▶ Records to use:
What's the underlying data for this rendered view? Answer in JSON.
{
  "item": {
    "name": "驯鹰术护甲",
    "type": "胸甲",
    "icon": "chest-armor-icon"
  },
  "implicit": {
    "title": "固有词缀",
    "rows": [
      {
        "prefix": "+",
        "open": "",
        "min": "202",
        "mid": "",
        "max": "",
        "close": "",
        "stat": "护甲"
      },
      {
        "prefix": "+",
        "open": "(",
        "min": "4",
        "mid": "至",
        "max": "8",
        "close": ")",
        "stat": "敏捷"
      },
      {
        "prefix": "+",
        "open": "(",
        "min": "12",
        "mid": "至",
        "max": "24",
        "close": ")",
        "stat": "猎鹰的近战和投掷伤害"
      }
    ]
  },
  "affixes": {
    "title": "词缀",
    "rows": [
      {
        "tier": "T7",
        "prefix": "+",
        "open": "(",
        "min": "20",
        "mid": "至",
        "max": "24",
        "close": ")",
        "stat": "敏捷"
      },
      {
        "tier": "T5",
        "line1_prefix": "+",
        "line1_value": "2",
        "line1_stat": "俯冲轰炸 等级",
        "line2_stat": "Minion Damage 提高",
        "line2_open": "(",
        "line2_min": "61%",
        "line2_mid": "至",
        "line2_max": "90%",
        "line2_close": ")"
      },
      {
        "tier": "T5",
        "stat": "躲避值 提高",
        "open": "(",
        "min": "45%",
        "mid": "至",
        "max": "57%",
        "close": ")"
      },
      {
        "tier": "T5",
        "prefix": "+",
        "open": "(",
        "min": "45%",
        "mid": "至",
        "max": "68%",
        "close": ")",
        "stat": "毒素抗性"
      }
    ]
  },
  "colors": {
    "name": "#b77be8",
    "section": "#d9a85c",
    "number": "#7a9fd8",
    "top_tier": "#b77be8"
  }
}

▶ Instructions for the task:
Transcribe all the entries, keeping each one exactly as it is.

▶ Task answer:
What's the underlying data for this rendered view? Answer in JSON.
{
  "item": {
    "name": "驯鹰术护甲",
    "type": "胸甲",
    "icon": "chest-armor-icon"
  },
  "implicit": {
    "title": "固有词缀",
    "rows": [
      {
        "prefix": "+",
        "open": "",
        "min": "202",
        "mid": "",
        "max": "",
        "close": "",
        "stat": "护甲"
      },
      {
        "prefix": "+",
        "open": "(",
        "min": "4",
        "mid": "至",
        "max": "8",
        "close": ")",
        "stat": "敏捷"
      },
      {
        "prefix": "+",
        "open": "(",
        "min": "12",
        "mid": "至",
        "max": "24",
        "close": ")",
        "stat": "猎鹰的近战和投掷伤害"
      }
    ]
  },
  "affixes": {
    "title": "词缀",
    "rows": [
      {
        "tier": "T7",
        "prefix": "+",
        "open": "(",
        "min": "20",
        "mid": "至",
        "max": "24",
        "close": ")",
        "stat": "敏捷"
      },
      {
        "tier": "T5",
        "line1_prefix": "+",
        "line1_value": "2",
        "line1_stat": "俯冲轰炸 等级",
        "line2_stat": "Minion Damage 提高",
        "line2_open": "(",
        "line2_min": "61%",
        "line2_mid": "至",
        "line2_max": "90%",
        "line2_close": ")"
      },
      {
        "tier": "T5",
        "stat": "躲避值 提高",
        "open": "(",
        "min": "45%",
        "mid": "至",
        "max": "57%",
        "close": ")"
      },
      {
        "tier": "T5",
        "prefix": "+",
        "open": "(",
        "min": "45%",
        "mid": "至",
        "max": "68%",
        "close": ")",
        "stat": "毒素抗性"
      }
    ]
  },
  "colors": {
    "name": "#b77be8",
    "section": "#d9a85c",
    "number": "#7a9fd8",
    "top_tier": "#b77be8"
  }
}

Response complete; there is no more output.